Excerpted records.
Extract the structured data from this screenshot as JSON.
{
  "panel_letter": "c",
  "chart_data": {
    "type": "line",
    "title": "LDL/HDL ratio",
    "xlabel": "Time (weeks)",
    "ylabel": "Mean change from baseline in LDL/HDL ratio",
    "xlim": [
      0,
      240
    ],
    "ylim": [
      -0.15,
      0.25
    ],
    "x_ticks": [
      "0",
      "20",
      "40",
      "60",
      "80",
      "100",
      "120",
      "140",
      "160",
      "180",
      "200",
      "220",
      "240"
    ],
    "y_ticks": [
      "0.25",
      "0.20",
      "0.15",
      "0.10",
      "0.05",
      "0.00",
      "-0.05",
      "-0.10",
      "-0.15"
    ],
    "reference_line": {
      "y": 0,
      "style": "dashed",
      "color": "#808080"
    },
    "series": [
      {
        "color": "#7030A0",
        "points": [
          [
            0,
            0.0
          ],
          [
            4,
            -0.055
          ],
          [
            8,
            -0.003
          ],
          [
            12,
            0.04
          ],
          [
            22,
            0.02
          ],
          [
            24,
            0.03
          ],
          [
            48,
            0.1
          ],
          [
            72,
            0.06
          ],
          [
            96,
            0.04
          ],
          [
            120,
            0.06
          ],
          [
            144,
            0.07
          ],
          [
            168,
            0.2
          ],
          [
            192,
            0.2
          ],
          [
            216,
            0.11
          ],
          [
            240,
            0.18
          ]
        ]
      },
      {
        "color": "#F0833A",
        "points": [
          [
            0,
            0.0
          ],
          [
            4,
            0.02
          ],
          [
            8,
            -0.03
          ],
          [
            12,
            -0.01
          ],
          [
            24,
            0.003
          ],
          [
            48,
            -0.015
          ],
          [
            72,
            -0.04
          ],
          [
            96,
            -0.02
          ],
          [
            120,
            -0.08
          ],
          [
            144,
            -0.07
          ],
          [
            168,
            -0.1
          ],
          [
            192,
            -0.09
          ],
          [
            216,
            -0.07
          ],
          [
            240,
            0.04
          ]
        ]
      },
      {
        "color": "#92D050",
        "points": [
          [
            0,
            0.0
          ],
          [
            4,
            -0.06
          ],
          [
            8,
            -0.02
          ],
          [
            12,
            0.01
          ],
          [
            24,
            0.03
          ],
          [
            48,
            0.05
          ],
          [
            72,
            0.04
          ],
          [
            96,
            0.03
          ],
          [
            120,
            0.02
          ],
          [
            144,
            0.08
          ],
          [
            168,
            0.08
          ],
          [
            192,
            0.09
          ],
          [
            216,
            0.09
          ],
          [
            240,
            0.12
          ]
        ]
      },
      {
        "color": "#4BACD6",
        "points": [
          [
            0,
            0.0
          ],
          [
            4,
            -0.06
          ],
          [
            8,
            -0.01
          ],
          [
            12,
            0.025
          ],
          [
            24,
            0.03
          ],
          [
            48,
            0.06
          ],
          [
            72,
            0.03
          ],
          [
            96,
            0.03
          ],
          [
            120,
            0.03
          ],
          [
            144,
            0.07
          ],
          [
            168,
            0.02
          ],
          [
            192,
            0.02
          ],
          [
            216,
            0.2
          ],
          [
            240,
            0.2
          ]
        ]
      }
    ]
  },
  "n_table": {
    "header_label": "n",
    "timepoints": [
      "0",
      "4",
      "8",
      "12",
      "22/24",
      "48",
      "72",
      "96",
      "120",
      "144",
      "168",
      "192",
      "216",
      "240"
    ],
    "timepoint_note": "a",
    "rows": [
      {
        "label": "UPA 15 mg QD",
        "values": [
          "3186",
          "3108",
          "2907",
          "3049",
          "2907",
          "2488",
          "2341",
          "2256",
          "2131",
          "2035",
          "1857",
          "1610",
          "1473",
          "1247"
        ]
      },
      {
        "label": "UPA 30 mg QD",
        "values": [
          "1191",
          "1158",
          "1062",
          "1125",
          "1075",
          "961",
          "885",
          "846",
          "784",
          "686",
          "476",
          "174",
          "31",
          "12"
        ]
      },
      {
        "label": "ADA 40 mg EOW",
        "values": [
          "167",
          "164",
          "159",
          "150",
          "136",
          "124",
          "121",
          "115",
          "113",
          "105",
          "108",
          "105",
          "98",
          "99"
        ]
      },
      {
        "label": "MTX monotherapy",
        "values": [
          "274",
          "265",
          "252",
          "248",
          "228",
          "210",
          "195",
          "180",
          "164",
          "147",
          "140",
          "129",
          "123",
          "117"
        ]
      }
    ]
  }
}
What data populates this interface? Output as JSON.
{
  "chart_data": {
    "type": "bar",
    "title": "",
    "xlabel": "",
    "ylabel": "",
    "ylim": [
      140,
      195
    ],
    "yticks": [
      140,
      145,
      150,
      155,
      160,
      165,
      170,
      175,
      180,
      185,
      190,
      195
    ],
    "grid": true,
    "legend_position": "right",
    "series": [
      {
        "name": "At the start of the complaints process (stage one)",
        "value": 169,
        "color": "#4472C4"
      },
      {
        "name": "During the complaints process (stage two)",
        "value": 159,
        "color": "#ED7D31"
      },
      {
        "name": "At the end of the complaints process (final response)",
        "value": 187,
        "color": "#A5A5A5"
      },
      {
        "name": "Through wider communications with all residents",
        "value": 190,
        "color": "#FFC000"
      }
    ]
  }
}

What is needed. Your task is to transcribe the line containing "What data populates" and every line after it, through the last line of the data, exactly as written and with nothing more.

Output of the exercise.
What data populates this interface? Output as JSON.
{
  "chart_data": {
    "type": "bar",
    "title": "",
    "xlabel": "",
    "ylabel": "",
    "ylim": [
      140,
      195
    ],
    "yticks": [
      140,
      145,
      150,
      155,
      160,
      165,
      170,
      175,
      180,
      185,
      190,
      195
    ],
    "grid": true,
    "legend_position": "right",
    "series": [
      {
        "name": "At the start of the complaints process (stage one)",
        "value": 169,
        "color": "#4472C4"
      },
      {
        "name": "During the complaints process (stage two)",
        "value": 159,
        "color": "#ED7D31"
      },
      {
        "name": "At the end of the complaints process (final response)",
        "value": 187,
        "color": "#A5A5A5"
      },
      {
        "name": "Through wider communications with all residents",
        "value": 190,
        "color": "#FFC000"
      }
    ]
  }
}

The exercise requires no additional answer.